━━━━━ RECORDS FOR THIS TASK

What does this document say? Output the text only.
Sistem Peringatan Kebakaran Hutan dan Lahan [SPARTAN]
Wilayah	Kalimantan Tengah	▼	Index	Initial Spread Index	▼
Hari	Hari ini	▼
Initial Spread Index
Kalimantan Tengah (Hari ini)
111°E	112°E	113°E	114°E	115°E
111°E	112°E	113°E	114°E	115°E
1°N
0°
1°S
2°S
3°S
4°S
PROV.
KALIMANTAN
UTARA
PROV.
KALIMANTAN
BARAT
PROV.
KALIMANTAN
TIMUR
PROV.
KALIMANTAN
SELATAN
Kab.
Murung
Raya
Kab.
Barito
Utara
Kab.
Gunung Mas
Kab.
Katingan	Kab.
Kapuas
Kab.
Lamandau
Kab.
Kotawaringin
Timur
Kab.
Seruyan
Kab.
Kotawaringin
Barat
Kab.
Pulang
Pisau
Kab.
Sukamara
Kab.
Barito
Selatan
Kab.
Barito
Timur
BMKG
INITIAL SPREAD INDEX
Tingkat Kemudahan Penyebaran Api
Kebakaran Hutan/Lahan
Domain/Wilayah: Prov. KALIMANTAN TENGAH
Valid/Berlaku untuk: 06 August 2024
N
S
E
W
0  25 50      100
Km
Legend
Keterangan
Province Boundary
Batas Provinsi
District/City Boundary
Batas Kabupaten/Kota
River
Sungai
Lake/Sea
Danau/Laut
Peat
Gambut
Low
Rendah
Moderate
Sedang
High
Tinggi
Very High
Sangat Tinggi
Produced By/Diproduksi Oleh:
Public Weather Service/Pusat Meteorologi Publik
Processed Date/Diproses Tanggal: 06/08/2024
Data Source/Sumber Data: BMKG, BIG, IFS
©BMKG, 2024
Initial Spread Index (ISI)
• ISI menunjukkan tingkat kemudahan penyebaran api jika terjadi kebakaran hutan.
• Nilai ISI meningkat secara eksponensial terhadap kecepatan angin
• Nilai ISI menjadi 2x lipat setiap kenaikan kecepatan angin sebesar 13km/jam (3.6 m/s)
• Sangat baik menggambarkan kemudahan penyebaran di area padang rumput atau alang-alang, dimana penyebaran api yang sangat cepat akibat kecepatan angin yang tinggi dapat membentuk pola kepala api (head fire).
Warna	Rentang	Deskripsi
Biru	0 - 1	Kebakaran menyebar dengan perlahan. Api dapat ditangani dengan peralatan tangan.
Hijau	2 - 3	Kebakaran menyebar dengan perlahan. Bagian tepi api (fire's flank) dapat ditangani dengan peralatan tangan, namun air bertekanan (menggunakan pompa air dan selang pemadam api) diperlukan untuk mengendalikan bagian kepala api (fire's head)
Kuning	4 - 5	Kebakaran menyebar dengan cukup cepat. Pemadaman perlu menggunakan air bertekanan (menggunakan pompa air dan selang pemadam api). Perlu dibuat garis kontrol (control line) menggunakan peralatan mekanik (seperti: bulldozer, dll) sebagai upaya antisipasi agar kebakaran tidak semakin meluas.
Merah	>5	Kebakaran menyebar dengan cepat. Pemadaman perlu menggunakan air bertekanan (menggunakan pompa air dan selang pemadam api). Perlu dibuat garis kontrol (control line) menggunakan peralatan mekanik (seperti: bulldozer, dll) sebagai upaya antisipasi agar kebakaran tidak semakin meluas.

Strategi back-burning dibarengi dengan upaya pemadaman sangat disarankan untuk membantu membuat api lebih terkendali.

━━━━━━━━━━

BRIEF:
Consider the entries above and return each line with the string "Nilai".

EXERCISE OUTPUT:
• Nilai ISI meningkat secara eksponensial terhadap kecepatan angin
• Nilai ISI menjadi 2x lipat setiap kenaikan kecepatan angin sebesar 13km/jam (3.6 m/s)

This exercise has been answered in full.